◆ **Aim of the exercise**
Set every line down exactly, from the one that has "Convert this chart to structured JSON data." through the final one, and keep the pictures out.

◆ **Records**
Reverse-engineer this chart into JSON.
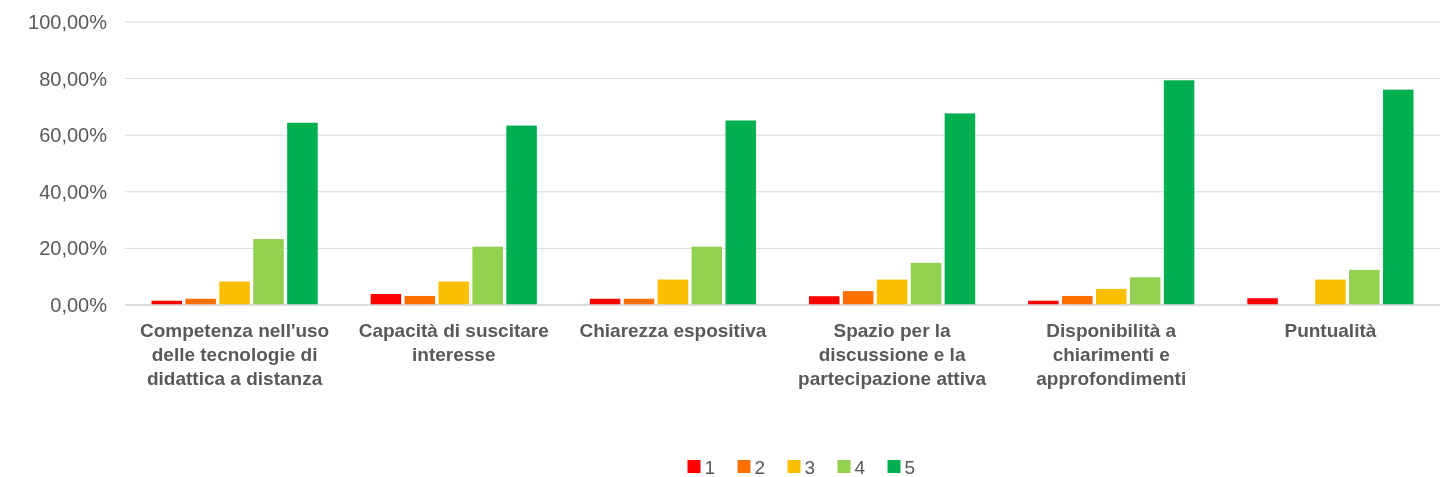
{
  "chart_data": {
    "type": "bar",
    "categories": [
      "Competenza nell'uso delle tecnologie di didattica a distanza",
      "Capacità di suscitare interesse",
      "Chiarezza espositiva",
      "Spazio per la discussione e la partecipazione attiva",
      "Disponibilità a chiarimenti e approfondimenti",
      "Puntualità"
    ],
    "series": [
      {
        "name": "1",
        "color": "#ff0000",
        "values": [
          1.5,
          3.9,
          2.2,
          3.1,
          1.5,
          2.4
        ]
      },
      {
        "name": "2",
        "color": "#ff7000",
        "values": [
          2.2,
          3.2,
          2.2,
          4.9,
          3.2,
          0
        ]
      },
      {
        "name": "3",
        "color": "#fbbf00",
        "values": [
          8.3,
          8.3,
          9.0,
          9.0,
          5.7,
          9.0
        ]
      },
      {
        "name": "4",
        "color": "#92d050",
        "values": [
          23.3,
          20.6,
          20.6,
          14.9,
          9.8,
          12.4
        ]
      },
      {
        "name": "5",
        "color": "#00b050",
        "values": [
          64.4,
          63.4,
          65.2,
          67.7,
          79.4,
          76.1
        ]
      }
    ],
    "ylim": [
      0,
      100
    ],
    "yticks": [
      {
        "value": 0,
        "label": "0,00%"
      },
      {
        "value": 20,
        "label": "20,00%"
      },
      {
        "value": 40,
        "label": "40,00%"
      },
      {
        "value": 60,
        "label": "60,00%"
      },
      {
        "value": 80,
        "label": "80,00%"
      },
      {
        "value": 100,
        "label": "100,00%"
      }
    ],
    "grid": "y",
    "legend": "bottom"
  }
}
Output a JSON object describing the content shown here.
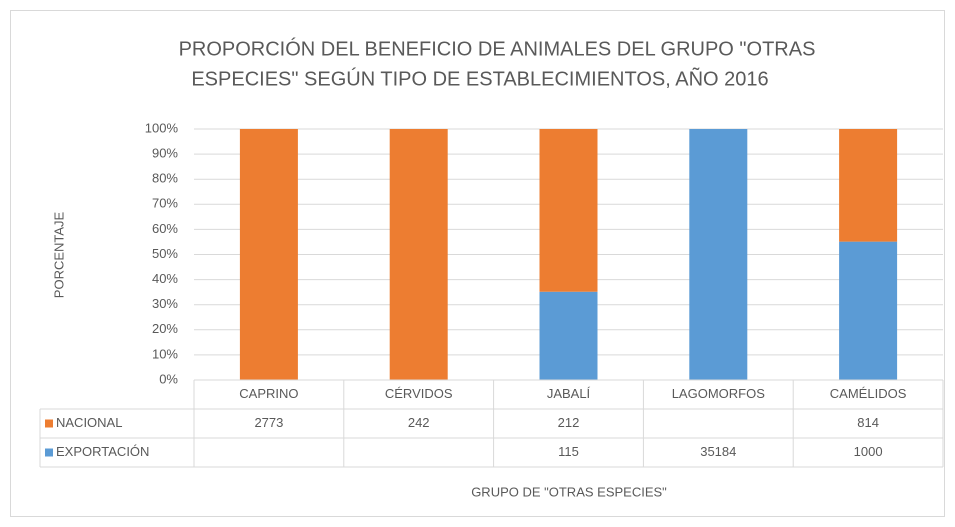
{
  "chart_data": {
    "type": "bar",
    "stacking": "percent",
    "title": [
      "PROPORCIÓN DEL BENEFICIO DE ANIMALES DEL GRUPO \"OTRAS",
      "ESPECIES\"  SEGÚN TIPO DE ESTABLECIMIENTOS, AÑO 2016"
    ],
    "y_label": "PORCENTAJE",
    "x_label": "GRUPO DE \"OTRAS ESPECIES\"",
    "categories": [
      "CAPRINO",
      "CÉRVIDOS",
      "JABALÍ",
      "LAGOMORFOS",
      "CAMÉLIDOS"
    ],
    "series": [
      {
        "name": "NACIONAL",
        "color": "#ed7d31",
        "values": [
          2773,
          242,
          212,
          null,
          814
        ]
      },
      {
        "name": "EXPORTACIÓN",
        "color": "#5b9bd5",
        "values": [
          null,
          null,
          115,
          35184,
          1000
        ]
      }
    ],
    "ylim": [
      0,
      100
    ],
    "yticks": [
      {
        "value": 0,
        "label": "0%"
      },
      {
        "value": 10,
        "label": "10%"
      },
      {
        "value": 20,
        "label": "20%"
      },
      {
        "value": 30,
        "label": "30%"
      },
      {
        "value": 40,
        "label": "40%"
      },
      {
        "value": 50,
        "label": "50%"
      },
      {
        "value": 60,
        "label": "60%"
      },
      {
        "value": 70,
        "label": "70%"
      },
      {
        "value": 80,
        "label": "80%"
      },
      {
        "value": 90,
        "label": "90%"
      },
      {
        "value": 100,
        "label": "100%"
      }
    ],
    "grid": true,
    "data_table": true
  }
}
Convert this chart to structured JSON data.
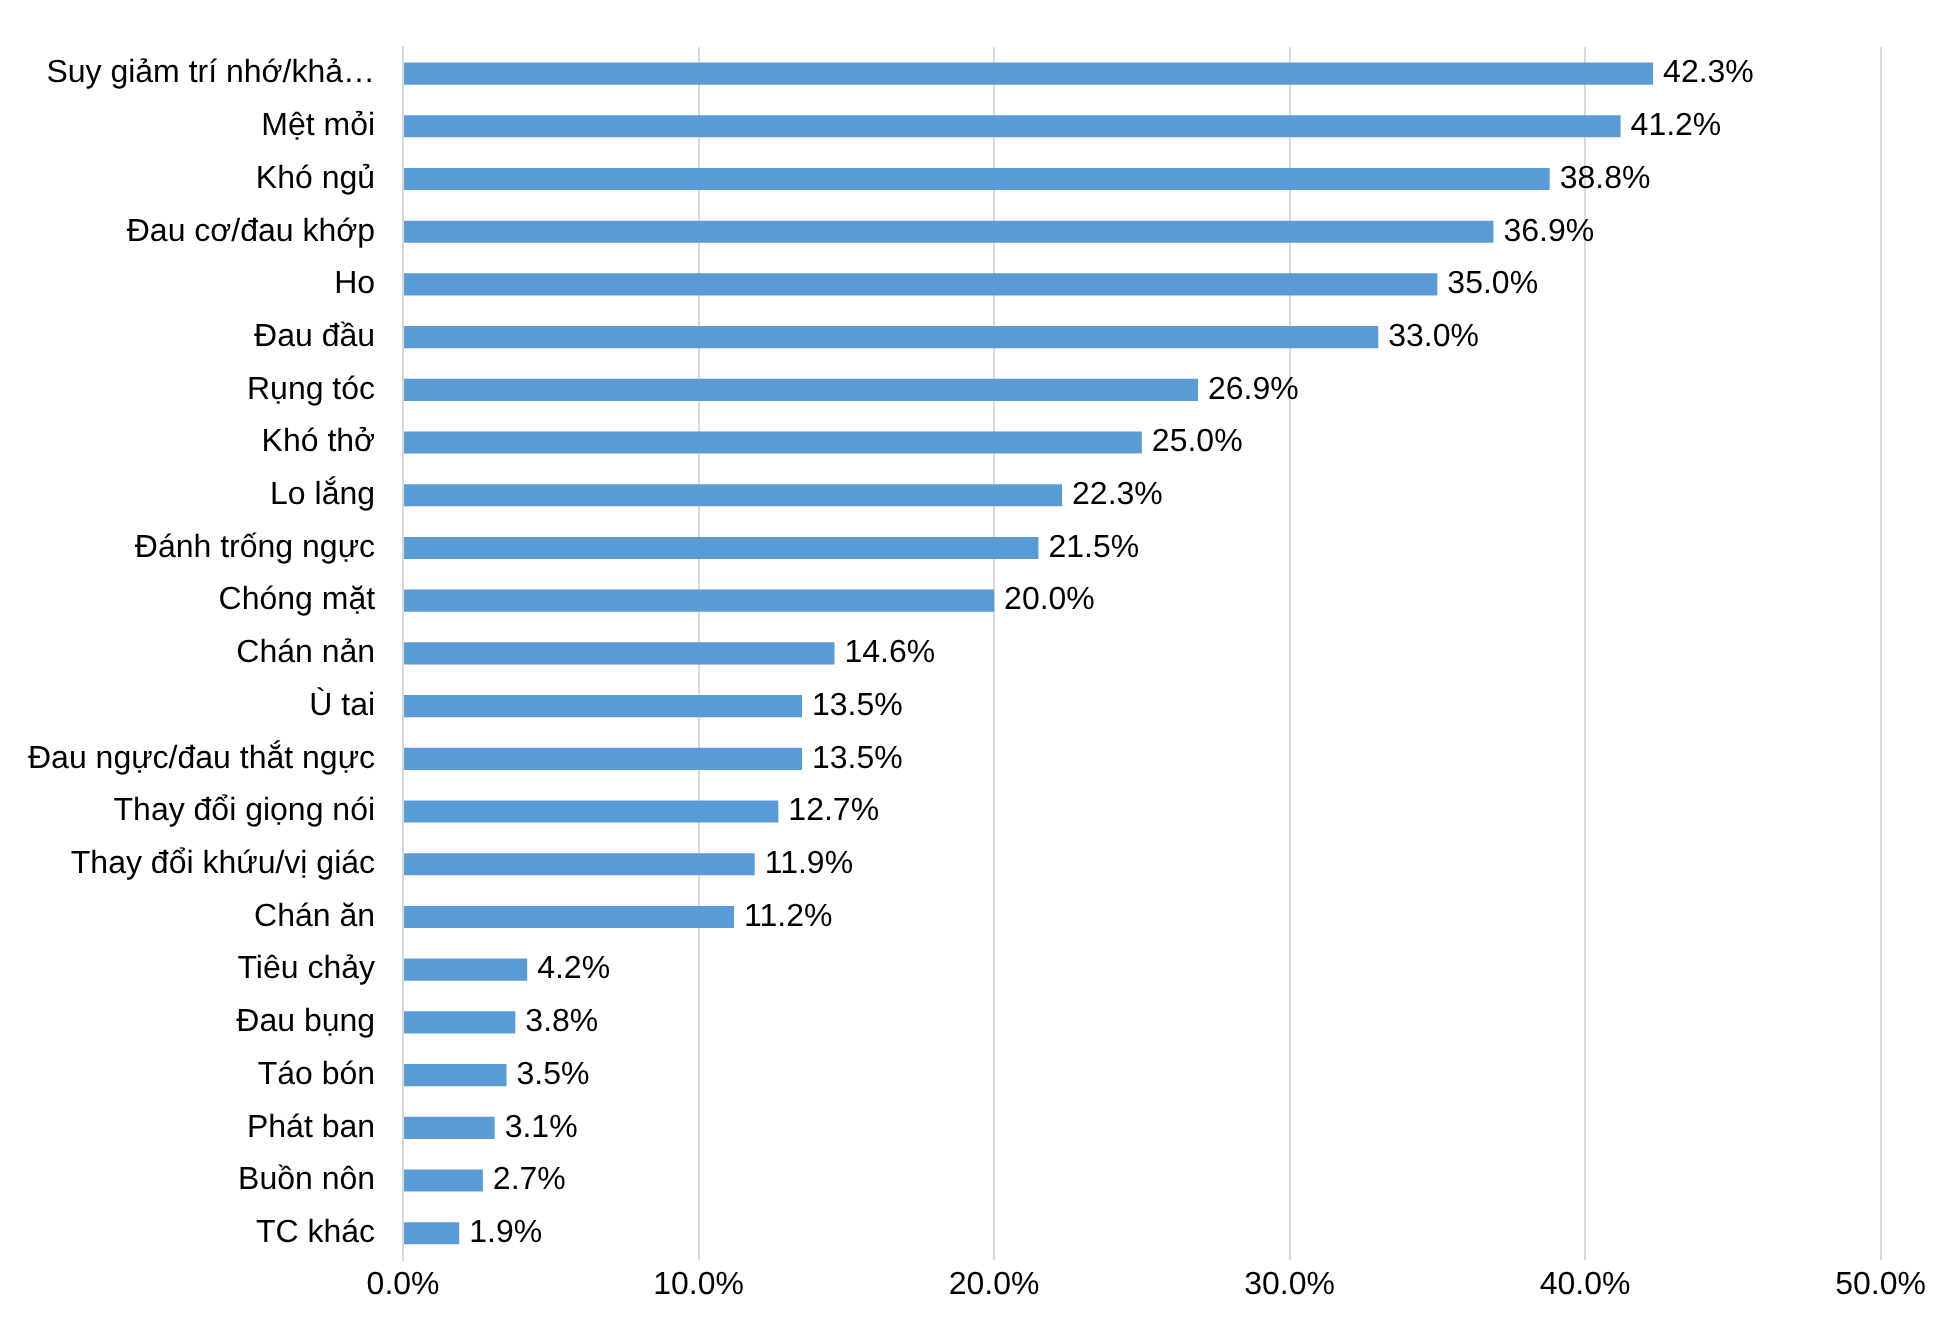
{
  "chart_data": {
    "type": "bar",
    "orientation": "horizontal",
    "categories": [
      "Suy giảm trí nhớ/khả…",
      "Mệt mỏi",
      "Khó ngủ",
      "Đau cơ/đau khớp",
      "Ho",
      "Đau đầu",
      "Rụng tóc",
      "Khó thở",
      "Lo lắng",
      "Đánh trống ngực",
      "Chóng mặt",
      "Chán nản",
      "Ù tai",
      "Đau ngực/đau thắt ngực",
      "Thay đổi giọng nói",
      "Thay đổi khứu/vị giác",
      "Chán ăn",
      "Tiêu chảy",
      "Đau bụng",
      "Táo bón",
      "Phát ban",
      "Buồn nôn",
      "TC khác"
    ],
    "values": [
      42.3,
      41.2,
      38.8,
      36.9,
      35.0,
      33.0,
      26.9,
      25.0,
      22.3,
      21.5,
      20.0,
      14.6,
      13.5,
      13.5,
      12.7,
      11.9,
      11.2,
      4.2,
      3.8,
      3.5,
      3.1,
      2.7,
      1.9
    ],
    "value_labels": [
      "42.3%",
      "41.2%",
      "38.8%",
      "36.9%",
      "35.0%",
      "33.0%",
      "26.9%",
      "25.0%",
      "22.3%",
      "21.5%",
      "20.0%",
      "14.6%",
      "13.5%",
      "13.5%",
      "12.7%",
      "11.9%",
      "11.2%",
      "4.2%",
      "3.8%",
      "3.5%",
      "3.1%",
      "2.7%",
      "1.9%"
    ],
    "color": "#5b9bd5",
    "xlim": [
      0,
      50
    ],
    "xticks": [
      {
        "value": 0,
        "label": "0.0%"
      },
      {
        "value": 10,
        "label": "10.0%"
      },
      {
        "value": 20,
        "label": "20.0%"
      },
      {
        "value": 30,
        "label": "30.0%"
      },
      {
        "value": 40,
        "label": "40.0%"
      },
      {
        "value": 50,
        "label": "50.0%"
      }
    ],
    "grid": "x",
    "legend": false
  }
}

◆ **Output**
Convert this chart to structured JSON data.
{
  "chart_data": {
    "type": "bar",
    "orientation": "horizontal",
    "categories": [
      "Suy giảm trí nhớ/khả…",
      "Mệt mỏi",
      "Khó ngủ",
      "Đau cơ/đau khớp",
      "Ho",
      "Đau đầu",
      "Rụng tóc",
      "Khó thở",
      "Lo lắng",
      "Đánh trống ngực",
      "Chóng mặt",
      "Chán nản",
      "Ù tai",
      "Đau ngực/đau thắt ngực",
      "Thay đổi giọng nói",
      "Thay đổi khứu/vị giác",
      "Chán ăn",
      "Tiêu chảy",
      "Đau bụng",
      "Táo bón",
      "Phát ban",
      "Buồn nôn",
      "TC khác"
    ],
    "values": [
      42.3,
      41.2,
      38.8,
      36.9,
      35.0,
      33.0,
      26.9,
      25.0,
      22.3,
      21.5,
      20.0,
      14.6,
      13.5,
      13.5,
      12.7,
      11.9,
      11.2,
      4.2,
      3.8,
      3.5,
      3.1,
      2.7,
      1.9
    ],
    "value_labels": [
      "42.3%",
      "41.2%",
      "38.8%",
      "36.9%",
      "35.0%",
      "33.0%",
      "26.9%",
      "25.0%",
      "22.3%",
      "21.5%",
      "20.0%",
      "14.6%",
      "13.5%",
      "13.5%",
      "12.7%",
      "11.9%",
      "11.2%",
      "4.2%",
      "3.8%",
      "3.5%",
      "3.1%",
      "2.7%",
      "1.9%"
    ],
    "color": "#5b9bd5",
    "xlim": [
      0,
      50
    ],
    "xticks": [
      {
        "value": 0,
        "label": "0.0%"
      },
      {
        "value": 10,
        "label": "10.0%"
      },
      {
        "value": 20,
        "label": "20.0%"
      },
      {
        "value": 30,
        "label": "30.0%"
      },
      {
        "value": 40,
        "label": "40.0%"
      },
      {
        "value": 50,
        "label": "50.0%"
      }
    ],
    "grid": "x",
    "legend": false
  }
}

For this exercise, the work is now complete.